▶ _What this task involves_
Look through the entries and report how many lines include the word "detached". Give the number alone.

BEGIN Provided entries

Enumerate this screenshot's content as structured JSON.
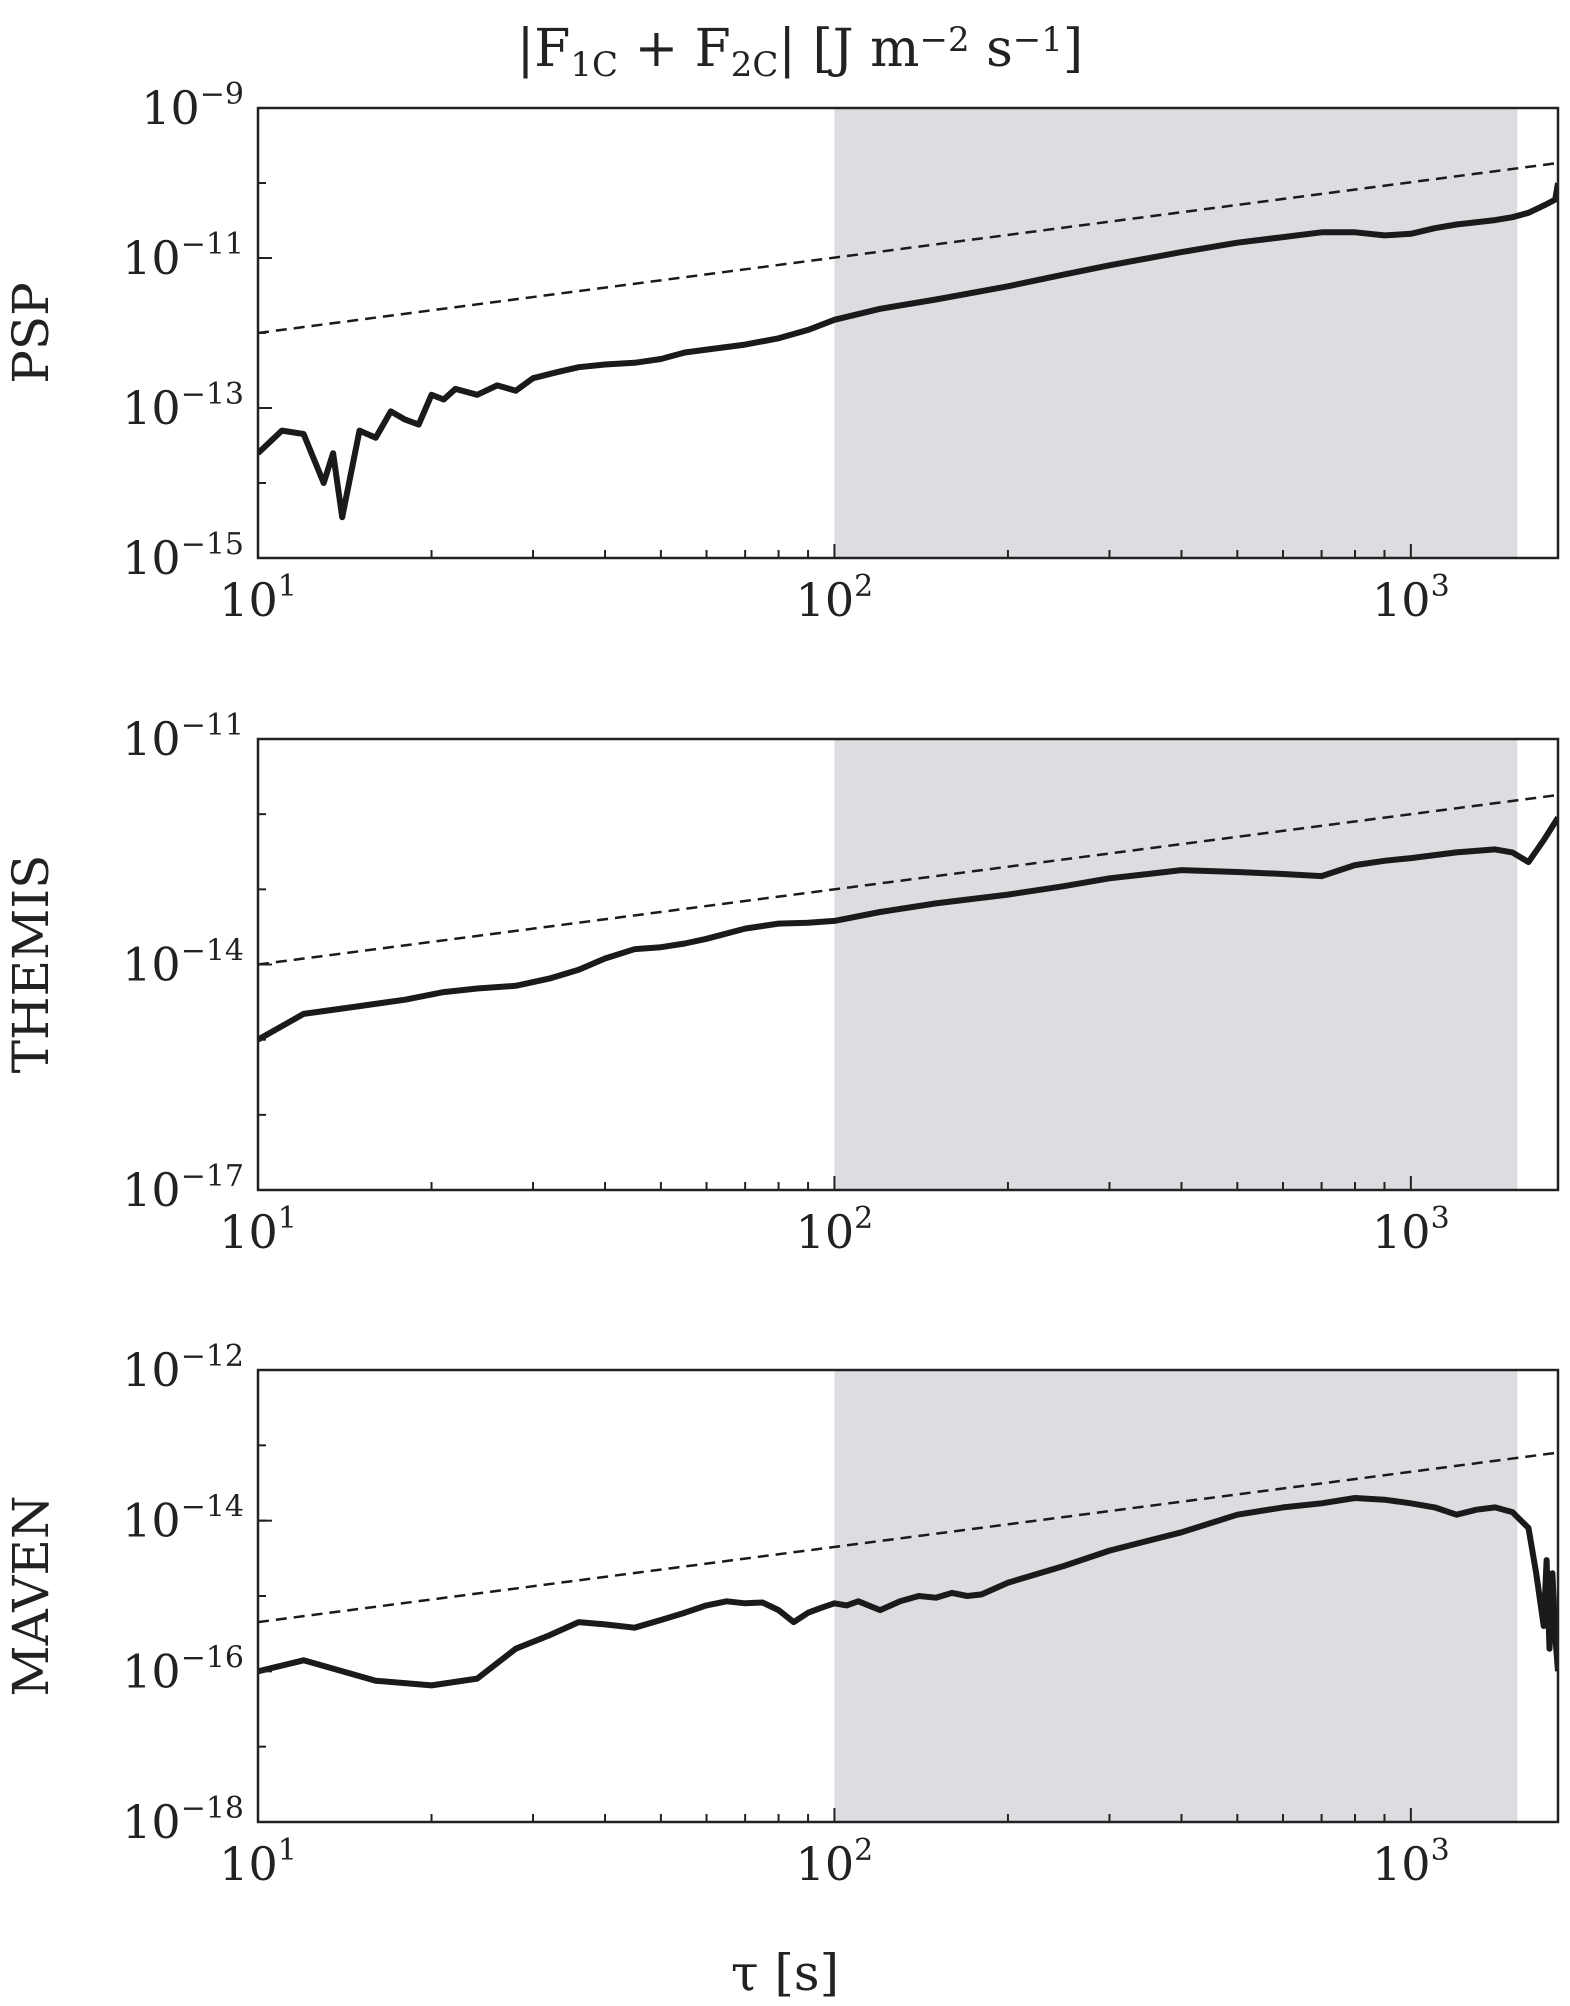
{
  "figure": {
    "title": "|F1C + F2C| [J m−2 s−1]",
    "xlabel": "τ [s]"
  },
  "chart_data": [
    {
      "type": "line",
      "ylabel": "PSP",
      "x_scale": "log",
      "y_scale": "log",
      "xlim": [
        10,
        1800
      ],
      "ylim": [
        1e-15,
        1e-09
      ],
      "x_ticks": [
        {
          "base": "10",
          "exp": "1"
        },
        {
          "base": "10",
          "exp": "2"
        },
        {
          "base": "10",
          "exp": "3"
        }
      ],
      "y_ticks": [
        {
          "base": "10",
          "exp": "−15"
        },
        {
          "base": "10",
          "exp": "−13"
        },
        {
          "base": "10",
          "exp": "−11"
        },
        {
          "base": "10",
          "exp": "−9"
        }
      ],
      "shaded_region": {
        "x": [
          100,
          1530
        ],
        "color": "#dcdde0"
      },
      "grid": false,
      "series": [
        {
          "style": "solid",
          "color": "#1a1a1a",
          "x": [
            10,
            11,
            12,
            13,
            13.5,
            14,
            15,
            16,
            17,
            18,
            19,
            20,
            21,
            22,
            24,
            26,
            28,
            30,
            33,
            36,
            40,
            45,
            50,
            55,
            60,
            70,
            80,
            90,
            100,
            120,
            150,
            200,
            250,
            300,
            400,
            500,
            600,
            700,
            800,
            900,
            1000,
            1100,
            1200,
            1400,
            1500,
            1600,
            1700,
            1780,
            1800
          ],
          "y": [
            2.5e-14,
            5e-14,
            4.5e-14,
            1e-14,
            2.5e-14,
            3.5e-15,
            5e-14,
            4e-14,
            9e-14,
            7e-14,
            6e-14,
            1.5e-13,
            1.3e-13,
            1.8e-13,
            1.5e-13,
            2e-13,
            1.7e-13,
            2.5e-13,
            3e-13,
            3.5e-13,
            3.8e-13,
            4e-13,
            4.5e-13,
            5.5e-13,
            6e-13,
            7e-13,
            8.5e-13,
            1.1e-12,
            1.5e-12,
            2.1e-12,
            2.8e-12,
            4.2e-12,
            6e-12,
            8e-12,
            1.2e-11,
            1.6e-11,
            1.9e-11,
            2.2e-11,
            2.2e-11,
            2e-11,
            2.1e-11,
            2.5e-11,
            2.8e-11,
            3.2e-11,
            3.5e-11,
            4e-11,
            5e-11,
            6e-11,
            1e-10
          ]
        },
        {
          "style": "dashed",
          "color": "#1a1a1a",
          "x": [
            10,
            1800
          ],
          "y": [
            1e-12,
            1.85e-10
          ]
        }
      ]
    },
    {
      "type": "line",
      "ylabel": "THEMIS",
      "x_scale": "log",
      "y_scale": "log",
      "xlim": [
        10,
        1800
      ],
      "ylim": [
        1e-17,
        1e-11
      ],
      "x_ticks": [
        {
          "base": "10",
          "exp": "1"
        },
        {
          "base": "10",
          "exp": "2"
        },
        {
          "base": "10",
          "exp": "3"
        }
      ],
      "y_ticks": [
        {
          "base": "10",
          "exp": "−17"
        },
        {
          "base": "10",
          "exp": "−14"
        },
        {
          "base": "10",
          "exp": "−11"
        }
      ],
      "shaded_region": {
        "x": [
          100,
          1530
        ],
        "color": "#dcdde0"
      },
      "grid": false,
      "series": [
        {
          "style": "solid",
          "color": "#1a1a1a",
          "x": [
            10,
            12,
            15,
            18,
            21,
            24,
            28,
            32,
            36,
            40,
            45,
            50,
            55,
            60,
            70,
            80,
            90,
            100,
            120,
            150,
            200,
            250,
            300,
            350,
            400,
            500,
            600,
            700,
            800,
            900,
            1000,
            1200,
            1400,
            1500,
            1600,
            1700,
            1800
          ],
          "y": [
            1e-15,
            2.2e-15,
            2.8e-15,
            3.4e-15,
            4.3e-15,
            4.8e-15,
            5.2e-15,
            6.5e-15,
            8.5e-15,
            1.2e-14,
            1.6e-14,
            1.7e-14,
            1.9e-14,
            2.2e-14,
            3e-14,
            3.5e-14,
            3.6e-14,
            3.8e-14,
            5e-14,
            6.5e-14,
            8.5e-14,
            1.1e-13,
            1.4e-13,
            1.6e-13,
            1.8e-13,
            1.7e-13,
            1.6e-13,
            1.5e-13,
            2.1e-13,
            2.4e-13,
            2.6e-13,
            3.1e-13,
            3.4e-13,
            3.1e-13,
            2.3e-13,
            4.5e-13,
            9e-13
          ]
        },
        {
          "style": "dashed",
          "color": "#1a1a1a",
          "x": [
            10,
            1800
          ],
          "y": [
            1e-14,
            1.8e-12
          ]
        }
      ]
    },
    {
      "type": "line",
      "ylabel": "MAVEN",
      "x_scale": "log",
      "y_scale": "log",
      "xlim": [
        10,
        1800
      ],
      "ylim": [
        1e-18,
        1e-12
      ],
      "x_ticks": [
        {
          "base": "10",
          "exp": "1"
        },
        {
          "base": "10",
          "exp": "2"
        },
        {
          "base": "10",
          "exp": "3"
        }
      ],
      "y_ticks": [
        {
          "base": "10",
          "exp": "−18"
        },
        {
          "base": "10",
          "exp": "−16"
        },
        {
          "base": "10",
          "exp": "−14"
        },
        {
          "base": "10",
          "exp": "−12"
        }
      ],
      "shaded_region": {
        "x": [
          100,
          1530
        ],
        "color": "#dcdde0"
      },
      "grid": false,
      "series": [
        {
          "style": "solid",
          "color": "#1a1a1a",
          "x": [
            10,
            12,
            16,
            20,
            24,
            28,
            32,
            36,
            40,
            45,
            50,
            55,
            60,
            65,
            70,
            75,
            80,
            85,
            90,
            95,
            100,
            105,
            110,
            120,
            130,
            140,
            150,
            160,
            170,
            180,
            200,
            250,
            300,
            400,
            500,
            600,
            700,
            800,
            900,
            1000,
            1100,
            1200,
            1300,
            1400,
            1500,
            1600,
            1650,
            1700,
            1720,
            1740,
            1760,
            1780,
            1800
          ],
          "y": [
            1e-16,
            1.4e-16,
            7.5e-17,
            6.5e-17,
            8e-17,
            2e-16,
            3e-16,
            4.5e-16,
            4.2e-16,
            3.8e-16,
            4.8e-16,
            6e-16,
            7.5e-16,
            8.5e-16,
            8e-16,
            8.2e-16,
            6.5e-16,
            4.5e-16,
            6e-16,
            7e-16,
            8e-16,
            7.5e-16,
            8.5e-16,
            6.5e-16,
            8.5e-16,
            1e-15,
            9.5e-16,
            1.1e-15,
            1e-15,
            1.05e-15,
            1.5e-15,
            2.5e-15,
            4e-15,
            7e-15,
            1.2e-14,
            1.5e-14,
            1.7e-14,
            2e-14,
            1.9e-14,
            1.7e-14,
            1.5e-14,
            1.2e-14,
            1.4e-14,
            1.5e-14,
            1.3e-14,
            8e-15,
            2e-15,
            4e-16,
            3e-15,
            2e-16,
            2e-15,
            3e-16,
            1e-16
          ]
        },
        {
          "style": "dashed",
          "color": "#1a1a1a",
          "x": [
            10,
            1800
          ],
          "y": [
            4.5e-16,
            8e-14
          ]
        }
      ]
    }
  ]
}
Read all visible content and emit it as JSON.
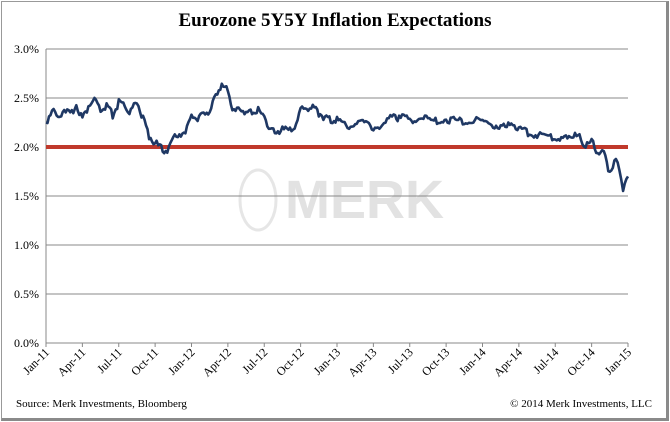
{
  "chart_data": {
    "type": "line",
    "title": "Eurozone 5Y5Y Inflation Expectations",
    "xlabel": "",
    "ylabel": "",
    "ylim": [
      0,
      3.0
    ],
    "yticks": [
      "0.0%",
      "0.5%",
      "1.0%",
      "1.5%",
      "2.0%",
      "2.5%",
      "3.0%"
    ],
    "ytick_values": [
      0,
      0.5,
      1.0,
      1.5,
      2.0,
      2.5,
      3.0
    ],
    "xticks": [
      "Jan-11",
      "Apr-11",
      "Jul-11",
      "Oct-11",
      "Jan-12",
      "Apr-12",
      "Jul-12",
      "Oct-12",
      "Jan-13",
      "Apr-13",
      "Jul-13",
      "Oct-13",
      "Jan-14",
      "Apr-14",
      "Jul-14",
      "Oct-14",
      "Jan-15"
    ],
    "xlim_months_since_jan11": [
      0,
      48
    ],
    "grid": true,
    "series": [
      {
        "name": "Eurozone 5Y5Y inflation expectations (%)",
        "color": "#1f3864",
        "x_months_since_jan11": [
          0,
          0.5,
          1,
          1.5,
          2,
          2.5,
          3,
          3.5,
          4,
          4.5,
          5,
          5.5,
          6,
          6.5,
          7,
          7.5,
          8,
          8.5,
          9,
          9.5,
          10,
          10.5,
          11,
          11.5,
          12,
          12.5,
          13,
          13.5,
          14,
          14.5,
          15,
          15.5,
          16,
          16.5,
          17,
          17.5,
          18,
          18.5,
          19,
          19.5,
          20,
          20.5,
          21,
          21.5,
          22,
          22.5,
          23,
          23.5,
          24,
          25,
          26,
          27,
          28,
          28.8,
          29,
          30,
          31,
          32,
          33,
          34,
          35,
          36,
          37,
          38,
          38.5,
          39,
          40,
          41,
          42,
          42.5,
          43,
          43.5,
          44,
          44.5,
          45,
          45.5,
          46,
          46.5,
          47,
          47.3,
          47.6,
          48
        ],
        "values": [
          2.25,
          2.38,
          2.3,
          2.4,
          2.32,
          2.45,
          2.28,
          2.42,
          2.48,
          2.36,
          2.42,
          2.32,
          2.45,
          2.42,
          2.35,
          2.48,
          2.28,
          2.12,
          2.05,
          1.98,
          1.96,
          2.1,
          2.15,
          2.12,
          2.35,
          2.25,
          2.38,
          2.32,
          2.55,
          2.62,
          2.58,
          2.35,
          2.4,
          2.34,
          2.36,
          2.38,
          2.3,
          2.2,
          2.1,
          2.22,
          2.15,
          2.2,
          2.38,
          2.4,
          2.42,
          2.35,
          2.3,
          2.28,
          2.28,
          2.22,
          2.26,
          2.2,
          2.24,
          2.34,
          2.3,
          2.28,
          2.3,
          2.26,
          2.28,
          2.27,
          2.26,
          2.27,
          2.22,
          2.2,
          2.24,
          2.18,
          2.14,
          2.12,
          2.1,
          2.08,
          2.12,
          2.12,
          2.1,
          2.02,
          2.05,
          1.95,
          1.92,
          1.75,
          1.85,
          1.78,
          1.55,
          1.7
        ]
      },
      {
        "name": "2.0% reference",
        "color": "#c0392b",
        "x_months_since_jan11": [
          0,
          48
        ],
        "values": [
          2.0,
          2.0
        ]
      }
    ]
  },
  "watermark": "MERK",
  "footer": {
    "source": "Source: Merk Investments, Bloomberg",
    "copyright": "© 2014 Merk Investments, LLC"
  }
}
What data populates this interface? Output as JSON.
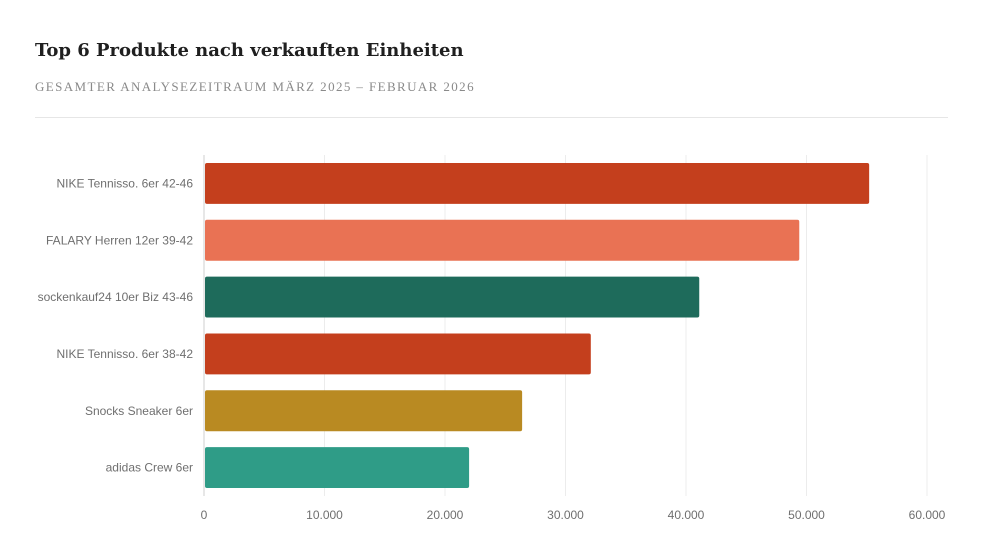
{
  "header": {
    "title": "Top 6 Produkte nach verkauften Einheiten",
    "subtitle": "Gesamter Analysezeitraum März 2025 – Februar 2026"
  },
  "chart_data": {
    "type": "bar",
    "orientation": "horizontal",
    "title": "Top 6 Produkte nach verkauften Einheiten",
    "subtitle": "Gesamter Analysezeitraum März 2025 – Februar 2026",
    "categories": [
      "NIKE Tennisso. 6er 42-46",
      "FALARY Herren 12er 39-42",
      "sockenkauf24 10er Biz 43-46",
      "NIKE Tennisso. 6er 38-42",
      "Snocks Sneaker 6er",
      "adidas Crew 6er"
    ],
    "values": [
      55200,
      49400,
      41100,
      32100,
      26400,
      22000
    ],
    "colors": [
      "#c43f1d",
      "#e97254",
      "#1e6b5b",
      "#c43f1d",
      "#b98a22",
      "#2f9c87"
    ],
    "xlim": [
      0,
      60000
    ],
    "xticks": [
      0,
      10000,
      20000,
      30000,
      40000,
      50000,
      60000
    ],
    "xtick_labels": [
      "0",
      "10.000",
      "20.000",
      "30.000",
      "40.000",
      "50.000",
      "60.000"
    ],
    "grid": "vertical",
    "legend": "none"
  }
}
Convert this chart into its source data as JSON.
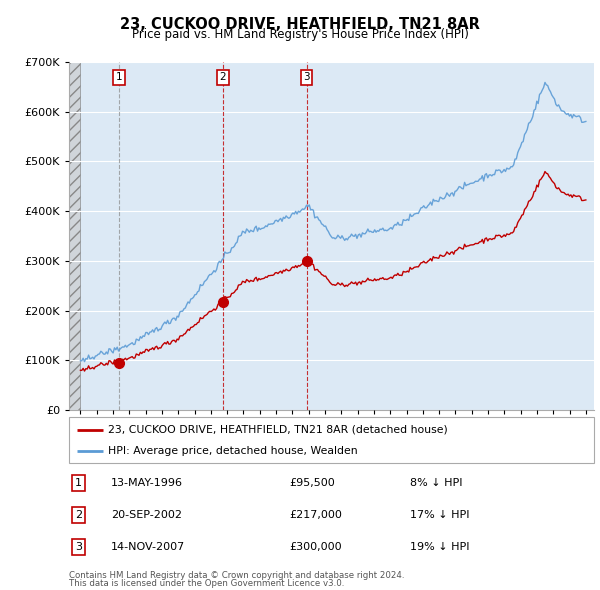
{
  "title": "23, CUCKOO DRIVE, HEATHFIELD, TN21 8AR",
  "subtitle": "Price paid vs. HM Land Registry's House Price Index (HPI)",
  "sale_dates_label": [
    "13-MAY-1996",
    "20-SEP-2002",
    "14-NOV-2007"
  ],
  "sale_year_nums": [
    1996.37,
    2002.72,
    2007.87
  ],
  "sale_prices": [
    95500,
    217000,
    300000
  ],
  "sale_labels": [
    "1",
    "2",
    "3"
  ],
  "legend_line1": "23, CUCKOO DRIVE, HEATHFIELD, TN21 8AR (detached house)",
  "legend_line2": "HPI: Average price, detached house, Wealden",
  "footer1": "Contains HM Land Registry data © Crown copyright and database right 2024.",
  "footer2": "This data is licensed under the Open Government Licence v3.0.",
  "sale_table": [
    {
      "label": "1",
      "date": "13-MAY-1996",
      "price": "£95,500",
      "pct": "8% ↓ HPI"
    },
    {
      "label": "2",
      "date": "20-SEP-2002",
      "price": "£217,000",
      "pct": "17% ↓ HPI"
    },
    {
      "label": "3",
      "date": "14-NOV-2007",
      "price": "£300,000",
      "pct": "19% ↓ HPI"
    }
  ],
  "hpi_color": "#5b9bd5",
  "price_color": "#c00000",
  "ylim": [
    0,
    700000
  ],
  "yticks": [
    0,
    100000,
    200000,
    300000,
    400000,
    500000,
    600000,
    700000
  ],
  "xmin": 1993.3,
  "xmax": 2025.5,
  "hatch_end": 1994.0,
  "chart_bg": "#dce9f5",
  "grid_color": "white"
}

END Provided entries

▶ _Exercise solution_
2